_Stored dataset items_:

....

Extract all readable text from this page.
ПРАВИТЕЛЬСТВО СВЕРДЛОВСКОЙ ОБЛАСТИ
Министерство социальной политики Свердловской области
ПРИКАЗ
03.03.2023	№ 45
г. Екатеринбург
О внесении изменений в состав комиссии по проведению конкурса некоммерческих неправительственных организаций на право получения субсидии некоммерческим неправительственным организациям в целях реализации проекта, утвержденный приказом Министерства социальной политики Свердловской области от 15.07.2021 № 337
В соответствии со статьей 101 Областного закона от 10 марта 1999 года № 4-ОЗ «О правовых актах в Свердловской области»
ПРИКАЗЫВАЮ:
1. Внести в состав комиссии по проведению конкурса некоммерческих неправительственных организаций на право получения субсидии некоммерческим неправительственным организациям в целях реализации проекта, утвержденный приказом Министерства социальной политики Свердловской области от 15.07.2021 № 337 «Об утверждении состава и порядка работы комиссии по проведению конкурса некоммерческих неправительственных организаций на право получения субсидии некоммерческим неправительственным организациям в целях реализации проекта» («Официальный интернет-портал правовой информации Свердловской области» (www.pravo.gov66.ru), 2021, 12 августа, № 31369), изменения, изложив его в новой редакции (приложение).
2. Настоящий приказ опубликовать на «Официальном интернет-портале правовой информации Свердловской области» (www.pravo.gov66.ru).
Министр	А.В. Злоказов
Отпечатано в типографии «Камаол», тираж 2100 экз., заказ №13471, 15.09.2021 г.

....

_Work required_: Transcribe every entry exactly.

_Result of this task_:
Extract all readable text from this page.
ПРАВИТЕЛЬСТВО СВЕРДЛОВСКОЙ ОБЛАСТИ
Министерство социальной политики Свердловской области
ПРИКАЗ
03.03.2023	№ 45
г. Екатеринбург
О внесении изменений в состав комиссии по проведению конкурса некоммерческих неправительственных организаций на право получения субсидии некоммерческим неправительственным организациям в целях реализации проекта, утвержденный приказом Министерства социальной политики Свердловской области от 15.07.2021 № 337
В соответствии со статьей 101 Областного закона от 10 марта 1999 года № 4-ОЗ «О правовых актах в Свердловской области»
ПРИКАЗЫВАЮ:
1. Внести в состав комиссии по проведению конкурса некоммерческих неправительственных организаций на право получения субсидии некоммерческим неправительственным организациям в целях реализации проекта, утвержденный приказом Министерства социальной политики Свердловской области от 15.07.2021 № 337 «Об утверждении состава и порядка работы комиссии по проведению конкурса некоммерческих неправительственных организаций на право получения субсидии некоммерческим неправительственным организациям в целях реализации проекта» («Официальный интернет-портал правовой информации Свердловской области» (www.pravo.gov66.ru), 2021, 12 августа, № 31369), изменения, изложив его в новой редакции (приложение).
2. Настоящий приказ опубликовать на «Официальном интернет-портале правовой информации Свердловской области» (www.pravo.gov66.ru).
Министр	А.В. Злоказов
Отпечатано в типографии «Камаол», тираж 2100 экз., заказ №13471, 15.09.2021 г.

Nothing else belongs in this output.